• Exercise aim: Return the records that follow, matching each one exactly.

• Material for this exercise:
============
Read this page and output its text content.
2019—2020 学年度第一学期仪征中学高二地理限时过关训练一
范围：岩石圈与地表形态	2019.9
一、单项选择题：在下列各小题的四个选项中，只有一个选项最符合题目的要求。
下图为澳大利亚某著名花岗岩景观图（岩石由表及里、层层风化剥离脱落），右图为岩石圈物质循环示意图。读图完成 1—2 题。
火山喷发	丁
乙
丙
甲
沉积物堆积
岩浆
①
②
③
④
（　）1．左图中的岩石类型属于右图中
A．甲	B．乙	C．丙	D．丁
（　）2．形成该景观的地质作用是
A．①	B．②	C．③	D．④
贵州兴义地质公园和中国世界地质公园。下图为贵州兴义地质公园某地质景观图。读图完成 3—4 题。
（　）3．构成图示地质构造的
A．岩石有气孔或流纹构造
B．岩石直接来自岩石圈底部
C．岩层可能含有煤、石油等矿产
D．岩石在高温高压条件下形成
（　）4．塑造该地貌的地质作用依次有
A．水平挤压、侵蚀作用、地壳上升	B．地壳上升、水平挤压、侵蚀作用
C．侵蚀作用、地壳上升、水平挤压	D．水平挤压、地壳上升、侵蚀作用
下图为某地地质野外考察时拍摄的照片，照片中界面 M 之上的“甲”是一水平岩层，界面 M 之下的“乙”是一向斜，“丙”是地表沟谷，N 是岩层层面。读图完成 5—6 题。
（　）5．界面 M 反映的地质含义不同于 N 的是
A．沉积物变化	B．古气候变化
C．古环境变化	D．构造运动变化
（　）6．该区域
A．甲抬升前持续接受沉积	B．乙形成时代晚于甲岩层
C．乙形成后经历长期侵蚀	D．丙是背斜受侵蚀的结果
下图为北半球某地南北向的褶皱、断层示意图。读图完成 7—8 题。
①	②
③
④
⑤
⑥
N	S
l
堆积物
============
• Written response:
Read this page and output its text content.
2019—2020 学年度第一学期仪征中学高二地理限时过关训练一
范围：岩石圈与地表形态	2019.9
一、单项选择题：在下列各小题的四个选项中，只有一个选项最符合题目的要求。
下图为澳大利亚某著名花岗岩景观图（岩石由表及里、层层风化剥离脱落），右图为岩石圈物质循环示意图。读图完成 1—2 题。
火山喷发	丁
乙
丙
甲
沉积物堆积
岩浆
①
②
③
④
（　）1．左图中的岩石类型属于右图中
A．甲	B．乙	C．丙	D．丁
（　）2．形成该景观的地质作用是
A．①	B．②	C．③	D．④
贵州兴义地质公园和中国世界地质公园。下图为贵州兴义地质公园某地质景观图。读图完成 3—4 题。
（　）3．构成图示地质构造的
A．岩石有气孔或流纹构造
B．岩石直接来自岩石圈底部
C．岩层可能含有煤、石油等矿产
D．岩石在高温高压条件下形成
（　）4．塑造该地貌的地质作用依次有
A．水平挤压、侵蚀作用、地壳上升	B．地壳上升、水平挤压、侵蚀作用
C．侵蚀作用、地壳上升、水平挤压	D．水平挤压、地壳上升、侵蚀作用
下图为某地地质野外考察时拍摄的照片，照片中界面 M 之上的“甲”是一水平岩层，界面 M 之下的“乙”是一向斜，“丙”是地表沟谷，N 是岩层层面。读图完成 5—6 题。
（　）5．界面 M 反映的地质含义不同于 N 的是
A．沉积物变化	B．古气候变化
C．古环境变化	D．构造运动变化
（　）6．该区域
A．甲抬升前持续接受沉积	B．乙形成时代晚于甲岩层
C．乙形成后经历长期侵蚀	D．丙是背斜受侵蚀的结果
下图为北半球某地南北向的褶皱、断层示意图。读图完成 7—8 题。
①	②
③
④
⑤
⑥
N	S
l
堆积物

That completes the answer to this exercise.